◆ SHORT EXERCISE
Copy out the material below in full, but not its images.

◆ EXERCISE DATA
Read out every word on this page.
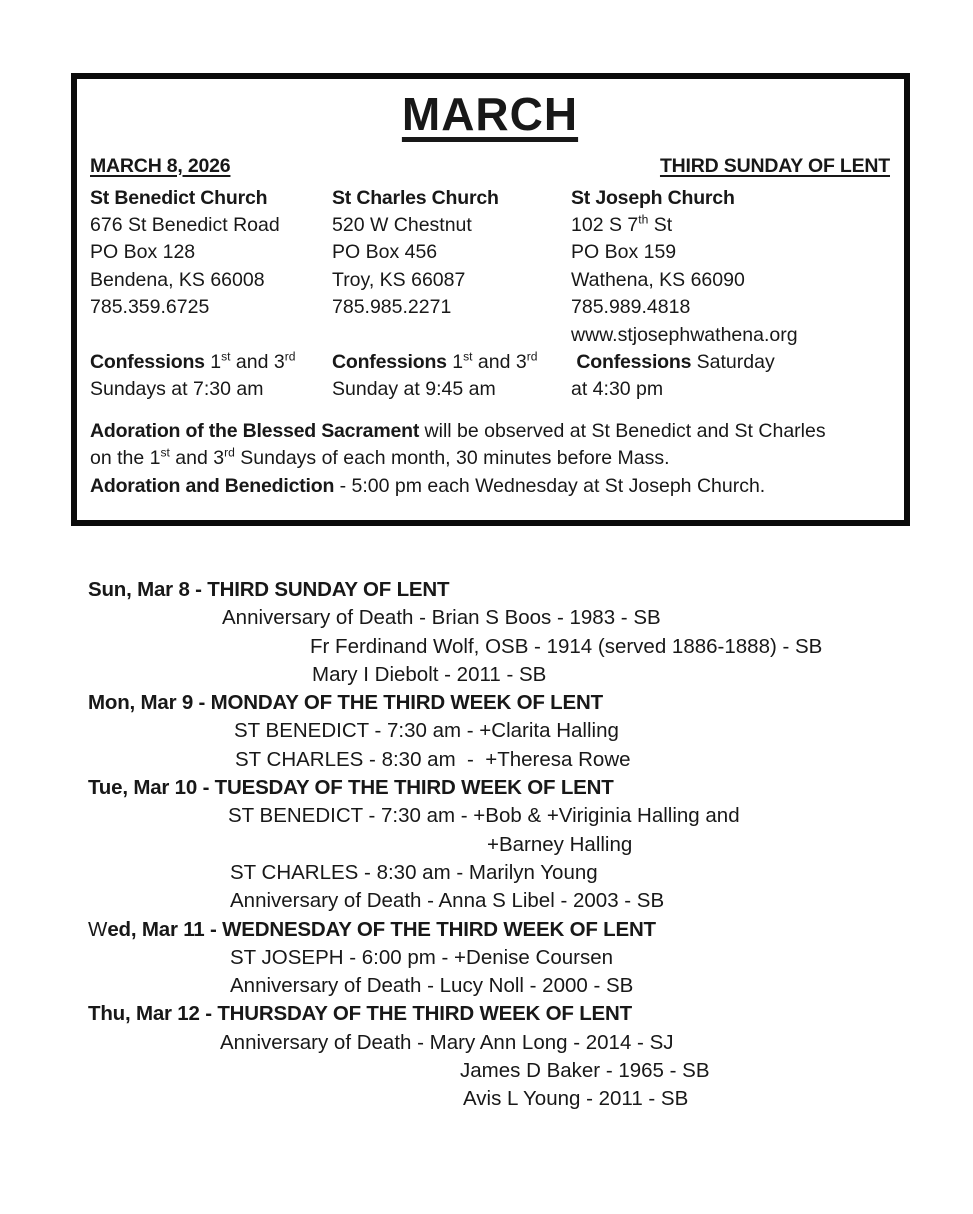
MARCH
MARCH 8, 2026	THIRD SUNDAY OF LENT
St Benedict Church
676 St Benedict Road
PO Box 128
Bendena, KS 66008
785.359.6725

Confessions 1st and 3rd
Sundays at 7:30 am
St Charles Church
520 W Chestnut
PO Box 456
Troy, KS 66087
785.985.2271

Confessions 1st and 3rd
Sunday at 9:45 am
St Joseph Church
102 S 7th St
PO Box 159
Wathena, KS 66090
785.989.4818
www.stjosephwathena.org
Confessions Saturday
at 4:30 pm
Adoration of the Blessed Sacrament will be observed at St Benedict and St Charles
on the 1st and 3rd Sundays of each month, 30 minutes before Mass.
Adoration and Benediction - 5:00 pm each Wednesday at St Joseph Church.
Sun, Mar 8 - THIRD SUNDAY OF LENT
Anniversary of Death - Brian S Boos - 1983 - SB
Fr Ferdinand Wolf, OSB - 1914 (served 1886-1888) - SB
Mary I Diebolt - 2011 - SB
Mon, Mar 9 - MONDAY OF THE THIRD WEEK OF LENT
ST BENEDICT - 7:30 am - +Clarita Halling
ST CHARLES - 8:30 am  -  +Theresa Rowe
Tue, Mar 10 - TUESDAY OF THE THIRD WEEK OF LENT
ST BENEDICT - 7:30 am - +Bob & +Viriginia Halling and
+Barney Halling
ST CHARLES - 8:30 am - Marilyn Young
Anniversary of Death - Anna S Libel - 2003 - SB
Wed, Mar 11 - WEDNESDAY OF THE THIRD WEEK OF LENT
ST JOSEPH - 6:00 pm - +Denise Coursen
Anniversary of Death - Lucy Noll - 2000 - SB
Thu, Mar 12 - THURSDAY OF THE THIRD WEEK OF LENT
Anniversary of Death - Mary Ann Long - 2014 - SJ
James D Baker - 1965 - SB
Avis L Young - 2011 - SB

◆ THE ANSWER
Read out every word on this page.
MARCH
MARCH 8, 2026	THIRD SUNDAY OF LENT
St Benedict Church
676 St Benedict Road
PO Box 128
Bendena, KS 66008
785.359.6725

Confessions 1st and 3rd
Sundays at 7:30 am
St Charles Church
520 W Chestnut
PO Box 456
Troy, KS 66087
785.985.2271

Confessions 1st and 3rd
Sunday at 9:45 am
St Joseph Church
102 S 7th St
PO Box 159
Wathena, KS 66090
785.989.4818
www.stjosephwathena.org
Confessions Saturday
at 4:30 pm
Adoration of the Blessed Sacrament will be observed at St Benedict and St Charles
on the 1st and 3rd Sundays of each month, 30 minutes before Mass.
Adoration and Benediction - 5:00 pm each Wednesday at St Joseph Church.
Sun, Mar 8 - THIRD SUNDAY OF LENT
Anniversary of Death - Brian S Boos - 1983 - SB
Fr Ferdinand Wolf, OSB - 1914 (served 1886-1888) - SB
Mary I Diebolt - 2011 - SB
Mon, Mar 9 - MONDAY OF THE THIRD WEEK OF LENT
ST BENEDICT - 7:30 am - +Clarita Halling
ST CHARLES - 8:30 am  -  +Theresa Rowe
Tue, Mar 10 - TUESDAY OF THE THIRD WEEK OF LENT
ST BENEDICT - 7:30 am - +Bob & +Viriginia Halling and
+Barney Halling
ST CHARLES - 8:30 am - Marilyn Young
Anniversary of Death - Anna S Libel - 2003 - SB
Wed, Mar 11 - WEDNESDAY OF THE THIRD WEEK OF LENT
ST JOSEPH - 6:00 pm - +Denise Coursen
Anniversary of Death - Lucy Noll - 2000 - SB
Thu, Mar 12 - THURSDAY OF THE THIRD WEEK OF LENT
Anniversary of Death - Mary Ann Long - 2014 - SJ
James D Baker - 1965 - SB
Avis L Young - 2011 - SB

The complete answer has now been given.